SET EXERCISE >> Locate every line in the records below that holds the word "intensity" and return each one.

RAW RECORDS >>
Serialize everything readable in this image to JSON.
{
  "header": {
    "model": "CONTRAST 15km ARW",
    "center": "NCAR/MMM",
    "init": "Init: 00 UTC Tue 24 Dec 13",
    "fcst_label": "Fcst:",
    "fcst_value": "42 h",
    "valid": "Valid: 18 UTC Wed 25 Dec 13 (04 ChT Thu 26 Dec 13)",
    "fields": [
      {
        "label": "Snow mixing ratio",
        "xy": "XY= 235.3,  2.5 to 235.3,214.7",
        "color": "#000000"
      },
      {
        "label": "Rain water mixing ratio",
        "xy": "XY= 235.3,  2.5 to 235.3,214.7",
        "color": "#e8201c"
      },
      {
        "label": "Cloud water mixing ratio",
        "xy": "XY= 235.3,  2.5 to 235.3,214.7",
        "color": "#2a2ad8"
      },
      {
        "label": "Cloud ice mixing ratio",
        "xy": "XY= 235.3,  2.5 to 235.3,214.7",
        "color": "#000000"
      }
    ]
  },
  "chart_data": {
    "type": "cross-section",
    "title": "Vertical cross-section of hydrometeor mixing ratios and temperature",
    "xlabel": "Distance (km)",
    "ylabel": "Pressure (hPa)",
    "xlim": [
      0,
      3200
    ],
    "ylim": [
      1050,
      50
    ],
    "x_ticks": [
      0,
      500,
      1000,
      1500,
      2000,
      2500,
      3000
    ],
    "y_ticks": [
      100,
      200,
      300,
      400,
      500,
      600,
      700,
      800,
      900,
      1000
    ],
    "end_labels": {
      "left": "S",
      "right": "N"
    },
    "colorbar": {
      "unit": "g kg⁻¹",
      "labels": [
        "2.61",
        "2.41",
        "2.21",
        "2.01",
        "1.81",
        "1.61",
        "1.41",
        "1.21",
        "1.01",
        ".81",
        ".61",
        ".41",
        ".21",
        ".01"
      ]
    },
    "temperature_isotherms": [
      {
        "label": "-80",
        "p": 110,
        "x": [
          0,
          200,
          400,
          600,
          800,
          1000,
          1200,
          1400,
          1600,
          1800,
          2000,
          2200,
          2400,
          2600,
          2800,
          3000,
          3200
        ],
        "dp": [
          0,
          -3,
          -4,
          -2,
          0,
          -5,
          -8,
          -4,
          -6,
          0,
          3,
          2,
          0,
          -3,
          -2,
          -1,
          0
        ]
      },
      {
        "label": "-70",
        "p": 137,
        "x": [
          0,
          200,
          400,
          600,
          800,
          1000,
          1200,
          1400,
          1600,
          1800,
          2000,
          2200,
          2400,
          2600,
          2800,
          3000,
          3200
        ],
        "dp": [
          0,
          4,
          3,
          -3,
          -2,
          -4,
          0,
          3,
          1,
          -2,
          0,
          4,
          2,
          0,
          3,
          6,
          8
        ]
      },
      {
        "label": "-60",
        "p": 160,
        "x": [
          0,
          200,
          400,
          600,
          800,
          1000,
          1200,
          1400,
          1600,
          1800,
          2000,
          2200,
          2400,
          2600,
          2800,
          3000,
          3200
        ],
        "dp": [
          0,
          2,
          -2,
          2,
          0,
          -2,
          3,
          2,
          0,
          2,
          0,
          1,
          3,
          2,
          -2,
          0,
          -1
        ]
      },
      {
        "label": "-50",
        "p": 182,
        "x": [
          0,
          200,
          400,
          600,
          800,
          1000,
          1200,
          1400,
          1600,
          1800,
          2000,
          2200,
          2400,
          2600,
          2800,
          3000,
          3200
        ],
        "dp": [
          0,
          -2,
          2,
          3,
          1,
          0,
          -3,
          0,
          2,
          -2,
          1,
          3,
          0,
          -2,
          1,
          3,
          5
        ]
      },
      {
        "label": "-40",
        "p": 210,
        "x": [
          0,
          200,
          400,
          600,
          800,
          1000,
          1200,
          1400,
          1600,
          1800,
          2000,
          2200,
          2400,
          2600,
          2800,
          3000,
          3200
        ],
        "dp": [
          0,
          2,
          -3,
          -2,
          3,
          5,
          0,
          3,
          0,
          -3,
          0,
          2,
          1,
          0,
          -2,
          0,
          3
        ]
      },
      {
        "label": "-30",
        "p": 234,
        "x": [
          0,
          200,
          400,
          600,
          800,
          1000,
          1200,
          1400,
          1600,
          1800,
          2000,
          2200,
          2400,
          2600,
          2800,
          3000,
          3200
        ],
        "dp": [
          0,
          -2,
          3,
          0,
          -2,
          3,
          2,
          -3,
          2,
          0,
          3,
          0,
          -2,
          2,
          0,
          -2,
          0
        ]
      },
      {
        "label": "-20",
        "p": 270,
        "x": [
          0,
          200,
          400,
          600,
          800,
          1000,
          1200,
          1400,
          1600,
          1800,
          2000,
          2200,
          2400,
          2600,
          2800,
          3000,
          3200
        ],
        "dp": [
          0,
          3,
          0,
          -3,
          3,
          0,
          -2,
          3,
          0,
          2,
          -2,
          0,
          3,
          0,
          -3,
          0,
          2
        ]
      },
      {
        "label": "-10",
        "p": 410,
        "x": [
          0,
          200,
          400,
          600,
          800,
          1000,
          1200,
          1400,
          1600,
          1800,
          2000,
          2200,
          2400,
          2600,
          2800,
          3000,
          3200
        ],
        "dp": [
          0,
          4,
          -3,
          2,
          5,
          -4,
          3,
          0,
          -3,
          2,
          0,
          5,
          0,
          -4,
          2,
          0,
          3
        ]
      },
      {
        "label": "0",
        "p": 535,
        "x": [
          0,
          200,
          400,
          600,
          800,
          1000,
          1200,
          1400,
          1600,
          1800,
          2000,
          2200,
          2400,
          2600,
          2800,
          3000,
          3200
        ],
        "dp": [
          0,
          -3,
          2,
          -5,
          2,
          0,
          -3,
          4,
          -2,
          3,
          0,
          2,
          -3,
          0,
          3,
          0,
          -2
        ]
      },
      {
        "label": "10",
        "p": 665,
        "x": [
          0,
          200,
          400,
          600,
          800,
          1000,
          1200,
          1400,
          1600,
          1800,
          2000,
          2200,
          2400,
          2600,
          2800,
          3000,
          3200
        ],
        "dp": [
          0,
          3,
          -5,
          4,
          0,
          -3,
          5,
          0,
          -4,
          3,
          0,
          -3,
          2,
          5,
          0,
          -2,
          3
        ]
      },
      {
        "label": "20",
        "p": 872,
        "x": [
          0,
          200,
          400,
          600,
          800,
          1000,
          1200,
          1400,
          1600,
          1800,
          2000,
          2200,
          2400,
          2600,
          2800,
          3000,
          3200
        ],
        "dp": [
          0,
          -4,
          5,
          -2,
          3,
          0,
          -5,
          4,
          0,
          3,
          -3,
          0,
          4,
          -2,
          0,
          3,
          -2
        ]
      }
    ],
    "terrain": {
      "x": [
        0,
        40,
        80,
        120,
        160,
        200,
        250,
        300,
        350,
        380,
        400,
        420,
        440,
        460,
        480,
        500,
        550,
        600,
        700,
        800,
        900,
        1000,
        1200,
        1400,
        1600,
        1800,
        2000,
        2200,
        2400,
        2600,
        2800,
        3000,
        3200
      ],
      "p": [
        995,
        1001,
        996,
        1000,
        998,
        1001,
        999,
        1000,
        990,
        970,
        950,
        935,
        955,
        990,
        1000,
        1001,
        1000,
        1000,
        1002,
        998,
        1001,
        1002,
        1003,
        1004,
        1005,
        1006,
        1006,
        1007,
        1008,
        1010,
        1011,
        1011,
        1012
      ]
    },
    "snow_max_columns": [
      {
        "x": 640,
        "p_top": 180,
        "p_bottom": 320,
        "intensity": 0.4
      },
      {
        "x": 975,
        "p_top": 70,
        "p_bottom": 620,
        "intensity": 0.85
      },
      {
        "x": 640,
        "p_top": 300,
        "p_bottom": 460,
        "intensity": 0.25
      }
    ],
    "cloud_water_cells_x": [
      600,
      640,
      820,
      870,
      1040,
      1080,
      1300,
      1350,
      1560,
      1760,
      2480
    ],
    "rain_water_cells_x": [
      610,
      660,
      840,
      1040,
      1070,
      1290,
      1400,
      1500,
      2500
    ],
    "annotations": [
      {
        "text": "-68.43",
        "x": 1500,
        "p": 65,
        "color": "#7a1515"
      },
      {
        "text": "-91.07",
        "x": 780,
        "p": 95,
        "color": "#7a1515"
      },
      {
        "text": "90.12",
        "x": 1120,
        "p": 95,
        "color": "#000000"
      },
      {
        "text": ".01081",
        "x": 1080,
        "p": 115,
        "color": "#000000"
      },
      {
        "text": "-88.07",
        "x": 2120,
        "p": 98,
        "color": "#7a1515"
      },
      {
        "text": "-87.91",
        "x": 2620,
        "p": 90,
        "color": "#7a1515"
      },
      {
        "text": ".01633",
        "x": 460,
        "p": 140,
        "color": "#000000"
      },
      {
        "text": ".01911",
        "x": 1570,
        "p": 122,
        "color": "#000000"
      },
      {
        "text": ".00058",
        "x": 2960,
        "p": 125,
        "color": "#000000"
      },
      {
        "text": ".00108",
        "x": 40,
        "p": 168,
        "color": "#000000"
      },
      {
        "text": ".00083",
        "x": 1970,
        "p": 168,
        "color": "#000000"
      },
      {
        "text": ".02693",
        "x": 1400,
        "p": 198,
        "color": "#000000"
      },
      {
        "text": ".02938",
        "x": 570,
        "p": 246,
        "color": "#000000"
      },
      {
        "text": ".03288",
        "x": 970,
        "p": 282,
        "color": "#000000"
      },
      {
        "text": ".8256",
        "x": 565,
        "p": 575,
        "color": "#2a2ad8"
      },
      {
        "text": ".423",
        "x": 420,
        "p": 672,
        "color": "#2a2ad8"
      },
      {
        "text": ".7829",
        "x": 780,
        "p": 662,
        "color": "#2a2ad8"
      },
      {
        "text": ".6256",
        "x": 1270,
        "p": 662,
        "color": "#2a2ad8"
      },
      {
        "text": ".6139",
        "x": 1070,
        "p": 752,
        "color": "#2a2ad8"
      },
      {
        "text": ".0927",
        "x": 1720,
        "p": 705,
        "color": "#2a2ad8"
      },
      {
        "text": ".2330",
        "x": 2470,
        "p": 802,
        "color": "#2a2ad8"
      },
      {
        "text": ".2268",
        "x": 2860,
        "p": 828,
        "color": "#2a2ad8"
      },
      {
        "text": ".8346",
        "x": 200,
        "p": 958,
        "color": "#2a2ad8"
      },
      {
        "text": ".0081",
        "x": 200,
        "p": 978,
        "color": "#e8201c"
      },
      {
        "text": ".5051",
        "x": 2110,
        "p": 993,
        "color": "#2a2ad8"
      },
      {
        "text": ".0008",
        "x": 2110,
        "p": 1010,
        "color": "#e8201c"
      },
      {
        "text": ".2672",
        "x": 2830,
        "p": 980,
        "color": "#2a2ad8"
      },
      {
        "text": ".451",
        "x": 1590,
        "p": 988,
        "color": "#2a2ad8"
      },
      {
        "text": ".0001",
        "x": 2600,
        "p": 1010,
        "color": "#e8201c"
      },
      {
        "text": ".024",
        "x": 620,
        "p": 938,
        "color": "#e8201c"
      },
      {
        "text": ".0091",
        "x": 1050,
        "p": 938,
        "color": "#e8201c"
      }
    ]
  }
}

TASK OUTPUT >>
        "intensity": 0.4
        "intensity": 0.85
        "intensity": 0.25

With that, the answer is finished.